-- What needs to be done --
All records should be reproduced verbatim.

-- Supplied data --

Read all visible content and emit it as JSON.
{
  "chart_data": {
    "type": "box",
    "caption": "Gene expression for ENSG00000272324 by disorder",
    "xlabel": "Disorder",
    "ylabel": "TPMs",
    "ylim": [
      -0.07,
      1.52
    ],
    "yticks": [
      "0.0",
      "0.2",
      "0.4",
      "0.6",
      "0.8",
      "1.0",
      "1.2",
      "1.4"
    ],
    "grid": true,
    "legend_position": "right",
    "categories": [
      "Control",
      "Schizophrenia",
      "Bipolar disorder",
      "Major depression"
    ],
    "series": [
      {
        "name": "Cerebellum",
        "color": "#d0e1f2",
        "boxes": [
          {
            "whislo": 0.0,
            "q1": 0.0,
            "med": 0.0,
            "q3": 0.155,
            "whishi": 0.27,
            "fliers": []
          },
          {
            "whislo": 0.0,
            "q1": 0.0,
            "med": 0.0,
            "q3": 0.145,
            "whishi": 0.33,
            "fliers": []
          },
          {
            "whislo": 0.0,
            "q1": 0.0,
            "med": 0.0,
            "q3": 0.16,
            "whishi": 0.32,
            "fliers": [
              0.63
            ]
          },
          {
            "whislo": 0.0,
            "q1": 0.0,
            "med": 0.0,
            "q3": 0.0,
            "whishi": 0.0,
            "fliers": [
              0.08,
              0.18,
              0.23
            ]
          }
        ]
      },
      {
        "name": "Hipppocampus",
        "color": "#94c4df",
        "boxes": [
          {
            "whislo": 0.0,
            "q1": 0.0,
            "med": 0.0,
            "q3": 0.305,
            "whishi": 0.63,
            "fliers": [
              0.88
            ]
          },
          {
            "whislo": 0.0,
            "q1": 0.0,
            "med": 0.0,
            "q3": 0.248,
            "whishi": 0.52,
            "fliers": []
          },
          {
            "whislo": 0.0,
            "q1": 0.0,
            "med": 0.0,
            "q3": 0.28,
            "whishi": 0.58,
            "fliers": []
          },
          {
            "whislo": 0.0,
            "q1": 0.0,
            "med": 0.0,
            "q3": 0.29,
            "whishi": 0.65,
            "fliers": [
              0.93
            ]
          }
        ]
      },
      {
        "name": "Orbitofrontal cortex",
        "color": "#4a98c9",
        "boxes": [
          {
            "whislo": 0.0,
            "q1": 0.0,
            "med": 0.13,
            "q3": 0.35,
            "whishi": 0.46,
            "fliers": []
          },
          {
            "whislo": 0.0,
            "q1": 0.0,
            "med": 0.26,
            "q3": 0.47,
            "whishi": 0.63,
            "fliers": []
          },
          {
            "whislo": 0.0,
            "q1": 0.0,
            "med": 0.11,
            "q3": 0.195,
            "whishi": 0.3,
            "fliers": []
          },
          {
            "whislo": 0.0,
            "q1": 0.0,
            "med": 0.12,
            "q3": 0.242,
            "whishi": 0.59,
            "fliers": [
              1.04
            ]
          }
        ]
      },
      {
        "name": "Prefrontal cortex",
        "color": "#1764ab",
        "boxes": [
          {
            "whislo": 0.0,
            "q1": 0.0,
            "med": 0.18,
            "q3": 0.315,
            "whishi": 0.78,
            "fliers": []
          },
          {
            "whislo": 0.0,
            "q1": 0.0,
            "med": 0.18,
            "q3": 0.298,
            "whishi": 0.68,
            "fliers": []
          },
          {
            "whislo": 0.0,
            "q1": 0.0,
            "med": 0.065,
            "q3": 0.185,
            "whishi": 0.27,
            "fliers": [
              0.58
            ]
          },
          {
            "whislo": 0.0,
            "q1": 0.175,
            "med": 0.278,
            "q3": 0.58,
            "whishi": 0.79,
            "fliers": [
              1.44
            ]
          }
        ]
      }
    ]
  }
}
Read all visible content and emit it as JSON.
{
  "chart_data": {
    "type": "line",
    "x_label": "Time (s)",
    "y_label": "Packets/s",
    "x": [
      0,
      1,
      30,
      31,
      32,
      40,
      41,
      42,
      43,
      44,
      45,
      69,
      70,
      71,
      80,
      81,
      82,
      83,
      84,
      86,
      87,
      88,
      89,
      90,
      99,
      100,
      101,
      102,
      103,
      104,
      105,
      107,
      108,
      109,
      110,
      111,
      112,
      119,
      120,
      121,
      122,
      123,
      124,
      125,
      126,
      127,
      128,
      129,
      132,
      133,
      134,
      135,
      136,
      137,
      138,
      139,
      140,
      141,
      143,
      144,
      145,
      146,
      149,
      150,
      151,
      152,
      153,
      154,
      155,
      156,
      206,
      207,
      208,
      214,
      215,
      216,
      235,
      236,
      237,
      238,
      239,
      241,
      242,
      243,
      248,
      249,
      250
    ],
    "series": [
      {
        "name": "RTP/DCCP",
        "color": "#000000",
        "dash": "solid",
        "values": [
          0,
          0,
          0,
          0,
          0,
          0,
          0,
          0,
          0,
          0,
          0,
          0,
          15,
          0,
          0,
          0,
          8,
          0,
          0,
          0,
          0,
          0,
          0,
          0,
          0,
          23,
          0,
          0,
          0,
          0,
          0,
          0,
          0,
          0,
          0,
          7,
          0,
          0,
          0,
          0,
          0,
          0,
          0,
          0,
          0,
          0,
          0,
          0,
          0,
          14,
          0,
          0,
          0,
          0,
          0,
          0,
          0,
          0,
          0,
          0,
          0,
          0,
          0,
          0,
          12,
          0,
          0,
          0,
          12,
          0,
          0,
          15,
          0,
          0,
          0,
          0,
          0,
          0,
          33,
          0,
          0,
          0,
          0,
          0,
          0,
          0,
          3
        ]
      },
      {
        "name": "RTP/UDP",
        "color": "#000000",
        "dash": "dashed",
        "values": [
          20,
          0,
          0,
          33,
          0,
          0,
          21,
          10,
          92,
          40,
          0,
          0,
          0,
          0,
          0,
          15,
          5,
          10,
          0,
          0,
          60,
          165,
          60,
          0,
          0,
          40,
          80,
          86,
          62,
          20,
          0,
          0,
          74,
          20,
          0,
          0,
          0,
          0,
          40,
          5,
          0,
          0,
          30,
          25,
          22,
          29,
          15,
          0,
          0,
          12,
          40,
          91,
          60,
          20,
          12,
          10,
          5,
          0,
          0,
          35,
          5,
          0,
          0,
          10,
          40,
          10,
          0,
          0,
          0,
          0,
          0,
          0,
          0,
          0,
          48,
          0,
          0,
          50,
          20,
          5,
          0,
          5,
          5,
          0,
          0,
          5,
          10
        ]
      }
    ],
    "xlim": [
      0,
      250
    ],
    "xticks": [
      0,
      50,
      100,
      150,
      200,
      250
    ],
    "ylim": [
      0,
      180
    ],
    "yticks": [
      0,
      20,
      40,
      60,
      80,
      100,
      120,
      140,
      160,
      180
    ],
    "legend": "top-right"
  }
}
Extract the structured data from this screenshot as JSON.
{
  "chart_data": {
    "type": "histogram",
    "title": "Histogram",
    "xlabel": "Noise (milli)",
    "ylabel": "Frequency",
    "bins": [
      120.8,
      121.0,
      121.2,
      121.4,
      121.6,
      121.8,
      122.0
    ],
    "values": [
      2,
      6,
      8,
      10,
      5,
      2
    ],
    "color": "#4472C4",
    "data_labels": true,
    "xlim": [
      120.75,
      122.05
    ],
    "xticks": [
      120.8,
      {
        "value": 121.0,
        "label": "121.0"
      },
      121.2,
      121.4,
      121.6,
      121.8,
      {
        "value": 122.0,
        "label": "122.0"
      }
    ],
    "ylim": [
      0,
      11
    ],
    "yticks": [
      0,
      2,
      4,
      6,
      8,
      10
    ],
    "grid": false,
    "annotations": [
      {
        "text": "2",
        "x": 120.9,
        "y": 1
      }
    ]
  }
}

-- Correct response --
Read all visible content and emit it as JSON.
{
  "chart_data": {
    "type": "box",
    "caption": "Gene expression for ENSG00000272324 by disorder",
    "xlabel": "Disorder",
    "ylabel": "TPMs",
    "ylim": [
      -0.07,
      1.52
    ],
    "yticks": [
      "0.0",
      "0.2",
      "0.4",
      "0.6",
      "0.8",
      "1.0",
      "1.2",
      "1.4"
    ],
    "grid": true,
    "legend_position": "right",
    "categories": [
      "Control",
      "Schizophrenia",
      "Bipolar disorder",
      "Major depression"
    ],
    "series": [
      {
        "name": "Cerebellum",
        "color": "#d0e1f2",
        "boxes": [
          {
            "whislo": 0.0,
            "q1": 0.0,
            "med": 0.0,
            "q3": 0.155,
            "whishi": 0.27,
            "fliers": []
          },
          {
            "whislo": 0.0,
            "q1": 0.0,
            "med": 0.0,
            "q3": 0.145,
            "whishi": 0.33,
            "fliers": []
          },
          {
            "whislo": 0.0,
            "q1": 0.0,
            "med": 0.0,
            "q3": 0.16,
            "whishi": 0.32,
            "fliers": [
              0.63
            ]
          },
          {
            "whislo": 0.0,
            "q1": 0.0,
            "med": 0.0,
            "q3": 0.0,
            "whishi": 0.0,
            "fliers": [
              0.08,
              0.18,
              0.23
            ]
          }
        ]
      },
      {
        "name": "Hipppocampus",
        "color": "#94c4df",
        "boxes": [
          {
            "whislo": 0.0,
            "q1": 0.0,
            "med": 0.0,
            "q3": 0.305,
            "whishi": 0.63,
            "fliers": [
              0.88
            ]
          },
          {
            "whislo": 0.0,
            "q1": 0.0,
            "med": 0.0,
            "q3": 0.248,
            "whishi": 0.52,
            "fliers": []
          },
          {
            "whislo": 0.0,
            "q1": 0.0,
            "med": 0.0,
            "q3": 0.28,
            "whishi": 0.58,
            "fliers": []
          },
          {
            "whislo": 0.0,
            "q1": 0.0,
            "med": 0.0,
            "q3": 0.29,
            "whishi": 0.65,
            "fliers": [
              0.93
            ]
          }
        ]
      },
      {
        "name": "Orbitofrontal cortex",
        "color": "#4a98c9",
        "boxes": [
          {
            "whislo": 0.0,
            "q1": 0.0,
            "med": 0.13,
            "q3": 0.35,
            "whishi": 0.46,
            "fliers": []
          },
          {
            "whislo": 0.0,
            "q1": 0.0,
            "med": 0.26,
            "q3": 0.47,
            "whishi": 0.63,
            "fliers": []
          },
          {
            "whislo": 0.0,
            "q1": 0.0,
            "med": 0.11,
            "q3": 0.195,
            "whishi": 0.3,
            "fliers": []
          },
          {
            "whislo": 0.0,
            "q1": 0.0,
            "med": 0.12,
            "q3": 0.242,
            "whishi": 0.59,
            "fliers": [
              1.04
            ]
          }
        ]
      },
      {
        "name": "Prefrontal cortex",
        "color": "#1764ab",
        "boxes": [
          {
            "whislo": 0.0,
            "q1": 0.0,
            "med": 0.18,
            "q3": 0.315,
            "whishi": 0.78,
            "fliers": []
          },
          {
            "whislo": 0.0,
            "q1": 0.0,
            "med": 0.18,
            "q3": 0.298,
            "whishi": 0.68,
            "fliers": []
          },
          {
            "whislo": 0.0,
            "q1": 0.0,
            "med": 0.065,
            "q3": 0.185,
            "whishi": 0.27,
            "fliers": [
              0.58
            ]
          },
          {
            "whislo": 0.0,
            "q1": 0.175,
            "med": 0.278,
            "q3": 0.58,
            "whishi": 0.79,
            "fliers": [
              1.44
            ]
          }
        ]
      }
    ]
  }
}
Read all visible content and emit it as JSON.
{
  "chart_data": {
    "type": "line",
    "x_label": "Time (s)",
    "y_label": "Packets/s",
    "x": [
      0,
      1,
      30,
      31,
      32,
      40,
      41,
      42,
      43,
      44,
      45,
      69,
      70,
      71,
      80,
      81,
      82,
      83,
      84,
      86,
      87,
      88,
      89,
      90,
      99,
      100,
      101,
      102,
      103,
      104,
      105,
      107,
      108,
      109,
      110,
      111,
      112,
      119,
      120,
      121,
      122,
      123,
      124,
      125,
      126,
      127,
      128,
      129,
      132,
      133,
      134,
      135,
      136,
      137,
      138,
      139,
      140,
      141,
      143,
      144,
      145,
      146,
      149,
      150,
      151,
      152,
      153,
      154,
      155,
      156,
      206,
      207,
      208,
      214,
      215,
      216,
      235,
      236,
      237,
      238,
      239,
      241,
      242,
      243,
      248,
      249,
      250
    ],
    "series": [
      {
        "name": "RTP/DCCP",
        "color": "#000000",
        "dash": "solid",
        "values": [
          0,
          0,
          0,
          0,
          0,
          0,
          0,
          0,
          0,
          0,
          0,
          0,
          15,
          0,
          0,
          0,
          8,
          0,
          0,
          0,
          0,
          0,
          0,
          0,
          0,
          23,
          0,
          0,
          0,
          0,
          0,
          0,
          0,
          0,
          0,
          7,
          0,
          0,
          0,
          0,
          0,
          0,
          0,
          0,
          0,
          0,
          0,
          0,
          0,
          14,
          0,
          0,
          0,
          0,
          0,
          0,
          0,
          0,
          0,
          0,
          0,
          0,
          0,
          0,
          12,
          0,
          0,
          0,
          12,
          0,
          0,
          15,
          0,
          0,
          0,
          0,
          0,
          0,
          33,
          0,
          0,
          0,
          0,
          0,
          0,
          0,
          3
        ]
      },
      {
        "name": "RTP/UDP",
        "color": "#000000",
        "dash": "dashed",
        "values": [
          20,
          0,
          0,
          33,
          0,
          0,
          21,
          10,
          92,
          40,
          0,
          0,
          0,
          0,
          0,
          15,
          5,
          10,
          0,
          0,
          60,
          165,
          60,
          0,
          0,
          40,
          80,
          86,
          62,
          20,
          0,
          0,
          74,
          20,
          0,
          0,
          0,
          0,
          40,
          5,
          0,
          0,
          30,
          25,
          22,
          29,
          15,
          0,
          0,
          12,
          40,
          91,
          60,
          20,
          12,
          10,
          5,
          0,
          0,
          35,
          5,
          0,
          0,
          10,
          40,
          10,
          0,
          0,
          0,
          0,
          0,
          0,
          0,
          0,
          48,
          0,
          0,
          50,
          20,
          5,
          0,
          5,
          5,
          0,
          0,
          5,
          10
        ]
      }
    ],
    "xlim": [
      0,
      250
    ],
    "xticks": [
      0,
      50,
      100,
      150,
      200,
      250
    ],
    "ylim": [
      0,
      180
    ],
    "yticks": [
      0,
      20,
      40,
      60,
      80,
      100,
      120,
      140,
      160,
      180
    ],
    "legend": "top-right"
  }
}
Extract the structured data from this screenshot as JSON.
{
  "chart_data": {
    "type": "histogram",
    "title": "Histogram",
    "xlabel": "Noise (milli)",
    "ylabel": "Frequency",
    "bins": [
      120.8,
      121.0,
      121.2,
      121.4,
      121.6,
      121.8,
      122.0
    ],
    "values": [
      2,
      6,
      8,
      10,
      5,
      2
    ],
    "color": "#4472C4",
    "data_labels": true,
    "xlim": [
      120.75,
      122.05
    ],
    "xticks": [
      120.8,
      {
        "value": 121.0,
        "label": "121.0"
      },
      121.2,
      121.4,
      121.6,
      121.8,
      {
        "value": 122.0,
        "label": "122.0"
      }
    ],
    "ylim": [
      0,
      11
    ],
    "yticks": [
      0,
      2,
      4,
      6,
      8,
      10
    ],
    "grid": false,
    "annotations": [
      {
        "text": "2",
        "x": 120.9,
        "y": 1
      }
    ]
  }
}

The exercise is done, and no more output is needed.